Input for this task:
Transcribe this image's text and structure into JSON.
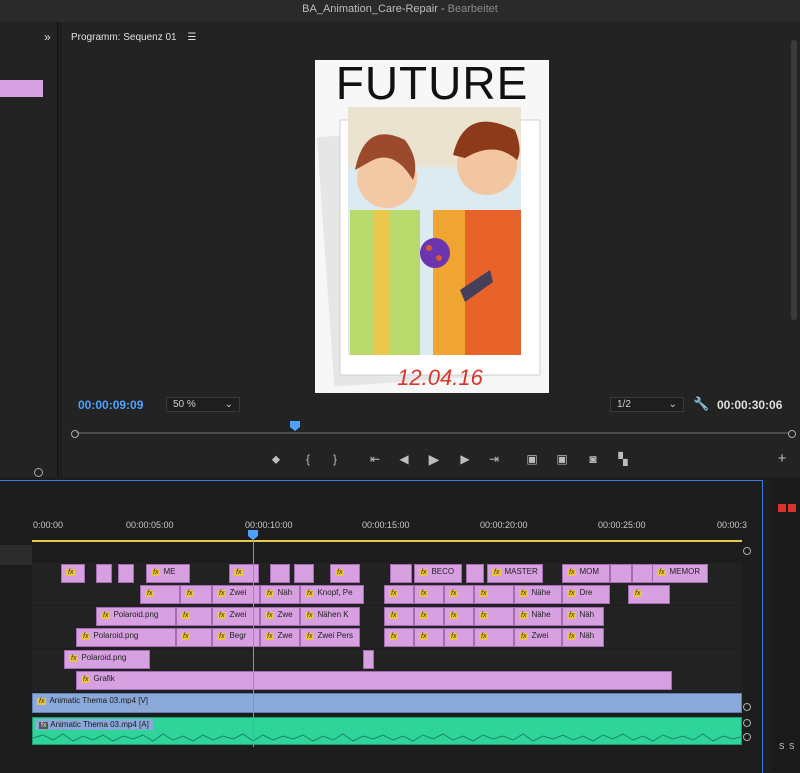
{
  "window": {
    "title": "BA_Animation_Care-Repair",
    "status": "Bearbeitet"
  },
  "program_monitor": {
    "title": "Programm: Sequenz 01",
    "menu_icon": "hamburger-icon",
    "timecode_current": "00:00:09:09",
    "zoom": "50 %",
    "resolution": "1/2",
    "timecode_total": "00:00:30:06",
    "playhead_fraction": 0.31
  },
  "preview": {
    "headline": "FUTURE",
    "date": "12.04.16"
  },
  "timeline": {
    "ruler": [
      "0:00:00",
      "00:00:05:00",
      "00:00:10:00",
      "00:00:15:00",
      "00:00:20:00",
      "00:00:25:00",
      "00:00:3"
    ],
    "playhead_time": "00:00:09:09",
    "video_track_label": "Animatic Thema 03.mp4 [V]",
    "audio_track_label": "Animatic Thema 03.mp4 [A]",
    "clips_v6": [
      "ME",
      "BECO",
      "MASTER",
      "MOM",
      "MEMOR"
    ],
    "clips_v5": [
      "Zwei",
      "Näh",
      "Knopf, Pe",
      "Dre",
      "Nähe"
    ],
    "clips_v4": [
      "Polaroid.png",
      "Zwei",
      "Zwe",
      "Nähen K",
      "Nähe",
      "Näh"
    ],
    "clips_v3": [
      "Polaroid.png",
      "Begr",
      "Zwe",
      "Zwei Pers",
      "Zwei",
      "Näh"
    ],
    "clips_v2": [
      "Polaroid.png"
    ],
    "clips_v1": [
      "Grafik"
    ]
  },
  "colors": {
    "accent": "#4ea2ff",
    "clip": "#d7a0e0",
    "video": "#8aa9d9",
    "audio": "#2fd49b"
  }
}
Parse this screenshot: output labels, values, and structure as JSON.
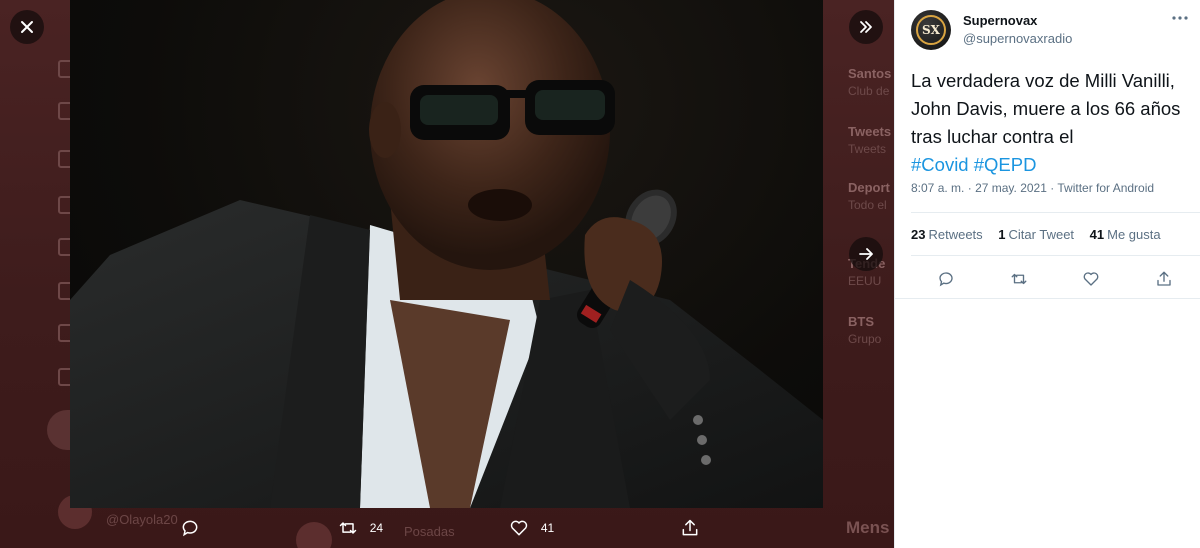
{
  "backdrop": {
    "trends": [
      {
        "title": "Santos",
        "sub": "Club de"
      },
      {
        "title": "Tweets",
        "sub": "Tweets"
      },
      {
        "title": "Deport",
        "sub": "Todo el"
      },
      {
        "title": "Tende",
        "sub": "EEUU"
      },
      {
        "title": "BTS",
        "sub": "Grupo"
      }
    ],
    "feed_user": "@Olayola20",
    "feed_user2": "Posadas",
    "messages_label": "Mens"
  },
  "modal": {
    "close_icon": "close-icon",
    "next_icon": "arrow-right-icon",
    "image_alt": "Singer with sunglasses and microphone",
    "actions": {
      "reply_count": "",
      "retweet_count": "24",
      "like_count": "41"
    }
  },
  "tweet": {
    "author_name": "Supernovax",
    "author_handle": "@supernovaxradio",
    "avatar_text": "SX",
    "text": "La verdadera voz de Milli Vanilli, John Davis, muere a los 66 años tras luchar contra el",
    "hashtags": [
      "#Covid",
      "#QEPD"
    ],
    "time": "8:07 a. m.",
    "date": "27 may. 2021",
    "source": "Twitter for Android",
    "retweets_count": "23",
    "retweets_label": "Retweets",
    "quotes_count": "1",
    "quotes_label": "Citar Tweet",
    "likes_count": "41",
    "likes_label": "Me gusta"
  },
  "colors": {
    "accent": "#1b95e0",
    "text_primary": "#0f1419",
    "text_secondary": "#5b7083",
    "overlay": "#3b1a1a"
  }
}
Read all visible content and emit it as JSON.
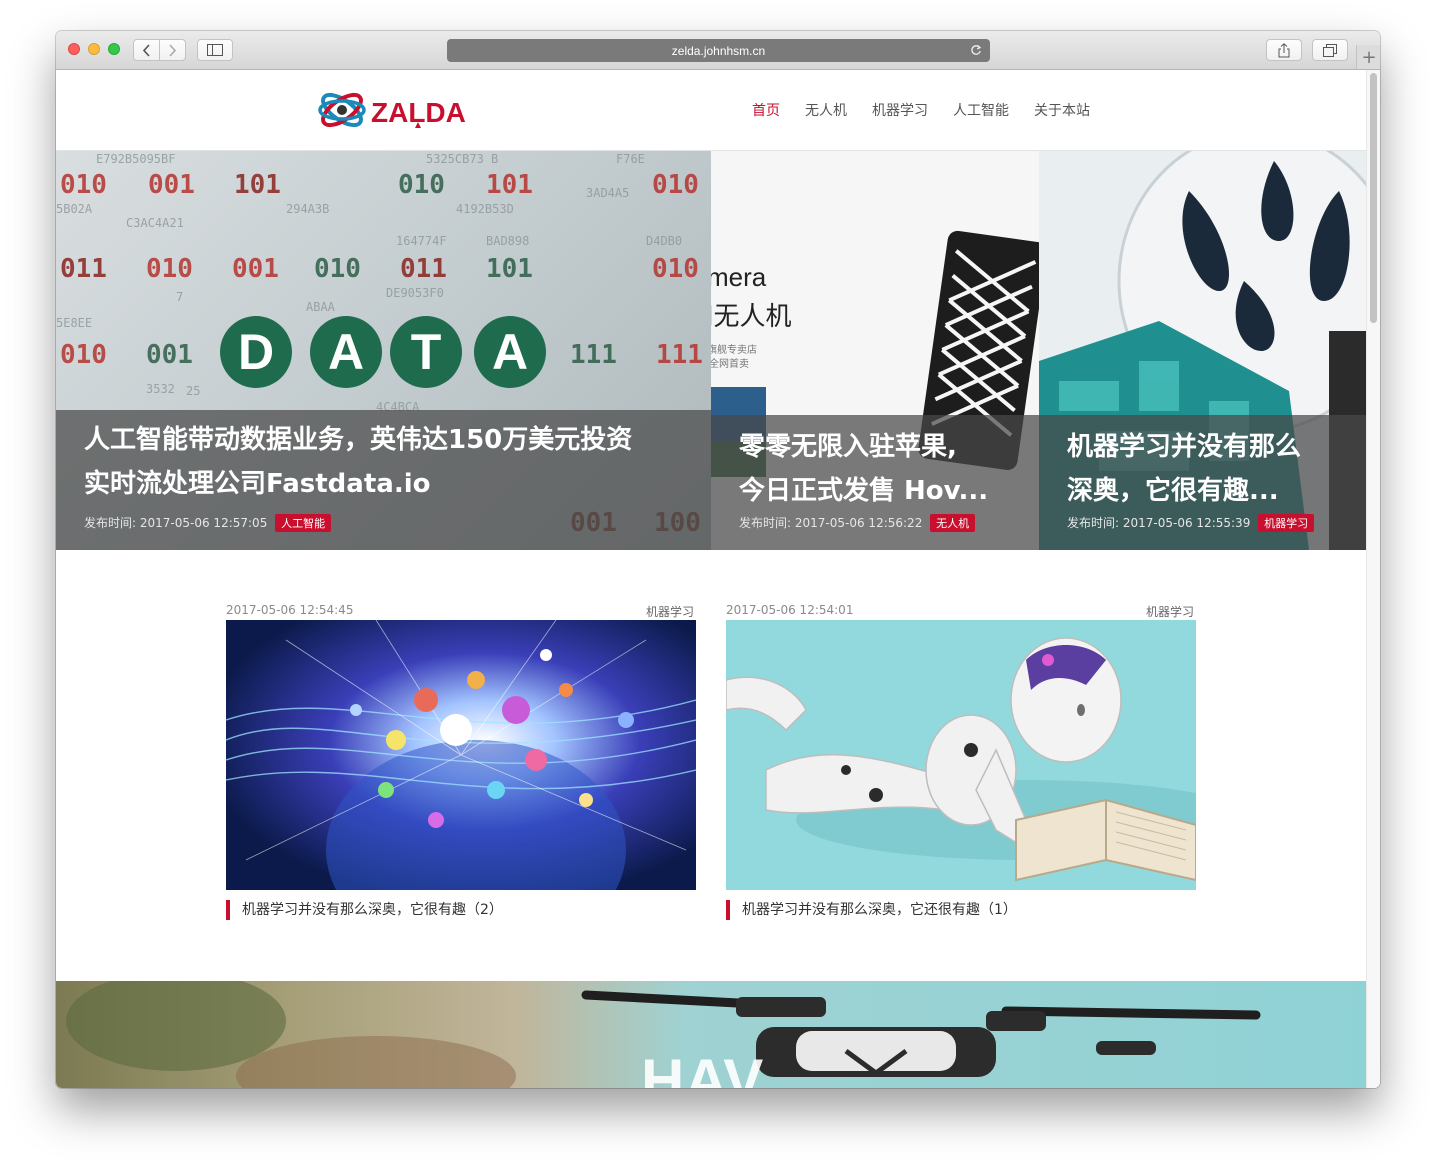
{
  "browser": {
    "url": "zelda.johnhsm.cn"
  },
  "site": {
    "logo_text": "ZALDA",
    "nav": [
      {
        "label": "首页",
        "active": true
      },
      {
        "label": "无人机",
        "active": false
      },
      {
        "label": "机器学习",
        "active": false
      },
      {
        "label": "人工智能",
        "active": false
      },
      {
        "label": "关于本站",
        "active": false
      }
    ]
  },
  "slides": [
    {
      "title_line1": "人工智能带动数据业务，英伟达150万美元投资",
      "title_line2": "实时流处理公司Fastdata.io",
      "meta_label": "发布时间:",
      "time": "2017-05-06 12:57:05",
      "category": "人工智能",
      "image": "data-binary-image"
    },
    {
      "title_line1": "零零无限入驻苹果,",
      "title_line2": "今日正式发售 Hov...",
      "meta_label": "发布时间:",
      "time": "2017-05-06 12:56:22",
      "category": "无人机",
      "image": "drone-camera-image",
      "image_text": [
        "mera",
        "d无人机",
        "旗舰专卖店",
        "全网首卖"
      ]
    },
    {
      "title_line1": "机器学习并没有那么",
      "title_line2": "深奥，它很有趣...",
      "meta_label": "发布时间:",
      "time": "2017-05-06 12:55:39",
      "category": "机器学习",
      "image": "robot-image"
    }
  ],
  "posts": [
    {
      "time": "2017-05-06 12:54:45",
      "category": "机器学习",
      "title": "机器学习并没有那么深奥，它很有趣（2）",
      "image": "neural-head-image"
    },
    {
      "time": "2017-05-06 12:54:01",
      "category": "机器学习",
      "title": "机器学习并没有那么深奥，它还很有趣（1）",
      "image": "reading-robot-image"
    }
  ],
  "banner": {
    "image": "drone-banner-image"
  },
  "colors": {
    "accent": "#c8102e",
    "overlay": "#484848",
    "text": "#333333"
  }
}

Given instruction: Copy out all the records exactly, excluding pictures.

Written answer:
Transcribe this image's text and structure into JSON.
{
  "window": {
    "title": "BA_Animation_Care-Repair",
    "status": "Bearbeitet"
  },
  "program_monitor": {
    "title": "Programm: Sequenz 01",
    "menu_icon": "hamburger-icon",
    "timecode_current": "00:00:09:09",
    "zoom": "50 %",
    "resolution": "1/2",
    "timecode_total": "00:00:30:06",
    "playhead_fraction": 0.31
  },
  "preview": {
    "headline": "FUTURE",
    "date": "12.04.16"
  },
  "timeline": {
    "ruler": [
      "0:00:00",
      "00:00:05:00",
      "00:00:10:00",
      "00:00:15:00",
      "00:00:20:00",
      "00:00:25:00",
      "00:00:3"
    ],
    "playhead_time": "00:00:09:09",
    "video_track_label": "Animatic Thema 03.mp4 [V]",
    "audio_track_label": "Animatic Thema 03.mp4 [A]",
    "clips_v6": [
      "ME",
      "BECO",
      "MASTER",
      "MOM",
      "MEMOR"
    ],
    "clips_v5": [
      "Zwei",
      "Näh",
      "Knopf, Pe",
      "Dre",
      "Nähe"
    ],
    "clips_v4": [
      "Polaroid.png",
      "Zwei",
      "Zwe",
      "Nähen K",
      "Nähe",
      "Näh"
    ],
    "clips_v3": [
      "Polaroid.png",
      "Begr",
      "Zwe",
      "Zwei Pers",
      "Zwei",
      "Näh"
    ],
    "clips_v2": [
      "Polaroid.png"
    ],
    "clips_v1": [
      "Grafik"
    ]
  },
  "colors": {
    "accent": "#4ea2ff",
    "clip": "#d7a0e0",
    "video": "#8aa9d9",
    "audio": "#2fd49b"
  }
}
Parse this screenshot: output labels, values, and structure as JSON.
{
  "backdrop": {
    "trends": [
      {
        "title": "Santos",
        "sub": "Club de"
      },
      {
        "title": "Tweets",
        "sub": "Tweets"
      },
      {
        "title": "Deport",
        "sub": "Todo el"
      },
      {
        "title": "Tende",
        "sub": "EEUU"
      },
      {
        "title": "BTS",
        "sub": "Grupo"
      }
    ],
    "feed_user": "@Olayola20",
    "feed_user2": "Posadas",
    "messages_label": "Mens"
  },
  "modal": {
    "close_icon": "close-icon",
    "next_icon": "arrow-right-icon",
    "image_alt": "Singer with sunglasses and microphone",
    "actions": {
      "reply_count": "",
      "retweet_count": "24",
      "like_count": "41"
    }
  },
  "tweet": {
    "author_name": "Supernovax",
    "author_handle": "@supernovaxradio",
    "avatar_text": "SX",
    "text": "La verdadera voz de Milli Vanilli, John Davis, muere a los 66 años tras luchar contra el",
    "hashtags": [
      "#Covid",
      "#QEPD"
    ],
    "time": "8:07 a. m.",
    "date": "27 may. 2021",
    "source": "Twitter for Android",
    "retweets_count": "23",
    "retweets_label": "Retweets",
    "quotes_count": "1",
    "quotes_label": "Citar Tweet",
    "likes_count": "41",
    "likes_label": "Me gusta"
  },
  "colors": {
    "accent": "#1b95e0",
    "text_primary": "#0f1419",
    "text_secondary": "#5b7083",
    "overlay": "#3b1a1a"
  }
}
Read all visible content and emit it as JSON.
{
  "browser": {
    "url": "zelda.johnhsm.cn"
  },
  "site": {
    "logo_text": "ZALDA",
    "nav": [
      {
        "label": "首页",
        "active": true
      },
      {
        "label": "无人机",
        "active": false
      },
      {
        "label": "机器学习",
        "active": false
      },
      {
        "label": "人工智能",
        "active": false
      },
      {
        "label": "关于本站",
        "active": false
      }
    ]
  },
  "slides": [
    {
      "title_line1": "人工智能带动数据业务，英伟达150万美元投资",
      "title_line2": "实时流处理公司Fastdata.io",
      "meta_label": "发布时间:",
      "time": "2017-05-06 12:57:05",
      "category": "人工智能",
      "image": "data-binary-image"
    },
    {
      "title_line1": "零零无限入驻苹果,",
      "title_line2": "今日正式发售 Hov...",
      "meta_label": "发布时间:",
      "time": "2017-05-06 12:56:22",
      "category": "无人机",
      "image": "drone-camera-image",
      "image_text": [
        "mera",
        "d无人机",
        "旗舰专卖店",
        "全网首卖"
      ]
    },
    {
      "title_line1": "机器学习并没有那么",
      "title_line2": "深奥，它很有趣...",
      "meta_label": "发布时间:",
      "time": "2017-05-06 12:55:39",
      "category": "机器学习",
      "image": "robot-image"
    }
  ],
  "posts": [
    {
      "time": "2017-05-06 12:54:45",
      "category": "机器学习",
      "title": "机器学习并没有那么深奥，它很有趣（2）",
      "image": "neural-head-image"
    },
    {
      "time": "2017-05-06 12:54:01",
      "category": "机器学习",
      "title": "机器学习并没有那么深奥，它还很有趣（1）",
      "image": "reading-robot-image"
    }
  ],
  "banner": {
    "image": "drone-banner-image"
  },
  "colors": {
    "accent": "#c8102e",
    "overlay": "#484848",
    "text": "#333333"
  }
}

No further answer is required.